>> Begin Task data
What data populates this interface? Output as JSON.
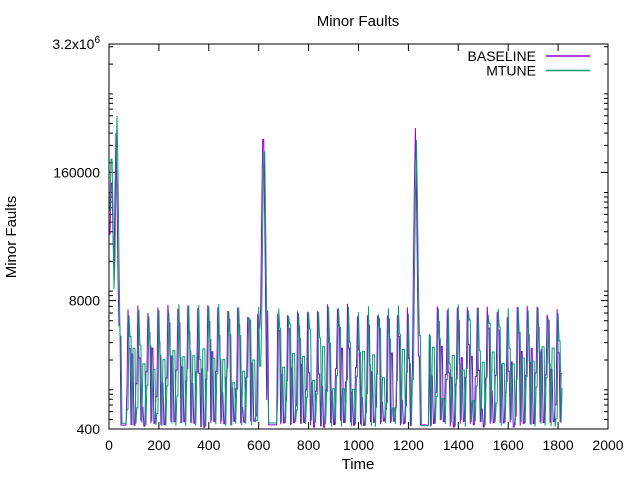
{
  "page": {
    "background_color": "#ffffff",
    "axis_color": "#000000",
    "text_color": "#000000"
  },
  "chart_data": {
    "type": "line",
    "title": "Minor Faults",
    "xlabel": "Time",
    "ylabel": "Minor Faults",
    "grid": false,
    "legend_position": "top-right-inside",
    "x_axis": {
      "min": 0,
      "max": 2000,
      "tick_step": 200,
      "ticks": [
        0,
        200,
        400,
        600,
        800,
        1000,
        1200,
        1400,
        1600,
        1800,
        2000
      ]
    },
    "y_axis": {
      "scale": "log",
      "min": 400,
      "max": 3200000,
      "major_ticks": [
        {
          "value": 400,
          "label": "400"
        },
        {
          "value": 8000,
          "label": "8000"
        },
        {
          "value": 160000,
          "label": "160000"
        },
        {
          "value": 3200000,
          "label": "3.2x10",
          "sup": "6"
        }
      ],
      "minor_tick_rule": "mantissa 1-9 per decade"
    },
    "series": [
      {
        "name": "BASELINE",
        "color": "#9400d3",
        "phase": 6
      },
      {
        "name": "MTUNE",
        "color": "#009e73",
        "phase": 0
      }
    ],
    "oscillation": {
      "t_start": 4,
      "t_end": 1816,
      "sample_dt": 4,
      "period": 40,
      "peak_value": 6300,
      "mid_value": 2400,
      "low_value": 430
    },
    "startup_transient": {
      "t": 10,
      "baseline": 160000,
      "mtune": 280000
    },
    "spikes": [
      {
        "t": 30,
        "baseline": 400000,
        "mtune": 600000,
        "quiet_until": 70
      },
      {
        "t": 620,
        "baseline": 600000,
        "mtune": 450000,
        "quiet_until": 672
      },
      {
        "t": 1230,
        "baseline": 450000,
        "mtune": 340000,
        "quiet_until": 1282
      }
    ]
  }
}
>> End Task data
→ Written instruction
Leave the pictures out and reproduce all of the records exactly.

→ Result of the exercise
What data populates this interface? Output as JSON.
{
  "page": {
    "background_color": "#ffffff",
    "axis_color": "#000000",
    "text_color": "#000000"
  },
  "chart_data": {
    "type": "line",
    "title": "Minor Faults",
    "xlabel": "Time",
    "ylabel": "Minor Faults",
    "grid": false,
    "legend_position": "top-right-inside",
    "x_axis": {
      "min": 0,
      "max": 2000,
      "tick_step": 200,
      "ticks": [
        0,
        200,
        400,
        600,
        800,
        1000,
        1200,
        1400,
        1600,
        1800,
        2000
      ]
    },
    "y_axis": {
      "scale": "log",
      "min": 400,
      "max": 3200000,
      "major_ticks": [
        {
          "value": 400,
          "label": "400"
        },
        {
          "value": 8000,
          "label": "8000"
        },
        {
          "value": 160000,
          "label": "160000"
        },
        {
          "value": 3200000,
          "label": "3.2x10",
          "sup": "6"
        }
      ],
      "minor_tick_rule": "mantissa 1-9 per decade"
    },
    "series": [
      {
        "name": "BASELINE",
        "color": "#9400d3",
        "phase": 6
      },
      {
        "name": "MTUNE",
        "color": "#009e73",
        "phase": 0
      }
    ],
    "oscillation": {
      "t_start": 4,
      "t_end": 1816,
      "sample_dt": 4,
      "period": 40,
      "peak_value": 6300,
      "mid_value": 2400,
      "low_value": 430
    },
    "startup_transient": {
      "t": 10,
      "baseline": 160000,
      "mtune": 280000
    },
    "spikes": [
      {
        "t": 30,
        "baseline": 400000,
        "mtune": 600000,
        "quiet_until": 70
      },
      {
        "t": 620,
        "baseline": 600000,
        "mtune": 450000,
        "quiet_until": 672
      },
      {
        "t": 1230,
        "baseline": 450000,
        "mtune": 340000,
        "quiet_until": 1282
      }
    ]
  }
}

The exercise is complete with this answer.